** What the task requires **
Copy out every line that contains the word "дней".

** Records provided **
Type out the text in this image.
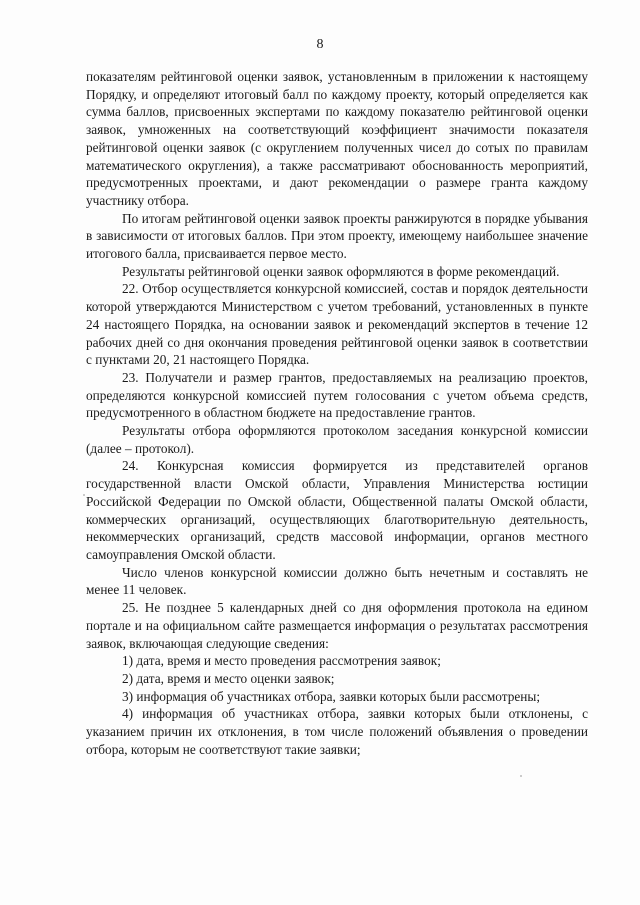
8

показателям рейтинговой оценки заявок, установленным в приложении к настоящему Порядку, и определяют итоговый балл по каждому проекту, который определяется как сумма баллов, присвоенных экспертами по каждому показателю рейтинговой оценки заявок, умноженных на соответствующий коэффициент значимости показателя рейтинговой оценки заявок (с округлением полученных чисел до сотых по правилам математического округления), а также рассматривают обоснованность мероприятий, предусмотренных проектами, и дают рекомендации о размере гранта каждому участнику отбора.

По итогам рейтинговой оценки заявок проекты ранжируются в порядке убывания в зависимости от итоговых баллов. При этом проекту, имеющему наибольшее значение итогового балла, присваивается первое место.

Результаты рейтинговой оценки заявок оформляются в форме рекомендаций.

22. Отбор осуществляется конкурсной комиссией, состав и порядок деятельности которой утверждаются Министерством с учетом требований, установленных в пункте 24 настоящего Порядка, на основании заявок и рекомендаций экспертов в течение 12 рабочих дней со дня окончания проведения рейтинговой оценки заявок в соответствии с пунктами 20, 21 настоящего Порядка.

23. Получатели и размер грантов, предоставляемых на реализацию проектов, определяются конкурсной комиссией путем голосования с учетом объема средств, предусмотренного в областном бюджете на предоставление грантов.

Результаты отбора оформляются протоколом заседания конкурсной комиссии (далее – протокол).

24. Конкурсная комиссия формируется из представителей органов государственной власти Омской области, Управления Министерства юстиции Российской Федерации по Омской области, Общественной палаты Омской области, коммерческих организаций, осуществляющих благотворительную деятельность, некоммерческих организаций, средств массовой информации, органов местного самоуправления Омской области.

Число членов конкурсной комиссии должно быть нечетным и составлять не менее 11 человек.

25. Не позднее 5 календарных дней со дня оформления протокола на едином портале и на официальном сайте размещается информация о результатах рассмотрения заявок, включающая следующие сведения:

1) дата, время и место проведения рассмотрения заявок;

2) дата, время и место оценки заявок;

3) информация об участниках отбора, заявки которых были рассмотрены;

4) информация об участниках отбора, заявки которых были отклонены, с указанием причин их отклонения, в том числе положений объявления о проведении отбора, которым не соответствуют такие заявки;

** The result **
22. Отбор осуществляется конкурсной комиссией, состав и порядок деятельности которой утверждаются Министерством с учетом требований, установленных в пункте 24 настоящего Порядка, на основании заявок и рекомендаций экспертов в течение 12 рабочих дней со дня окончания проведения рейтинговой оценки заявок в соответствии с пунктами 20, 21 настоящего Порядка.
25. Не позднее 5 календарных дней со дня оформления протокола на едином портале и на официальном сайте размещается информация о результатах рассмотрения заявок, включающая следующие сведения:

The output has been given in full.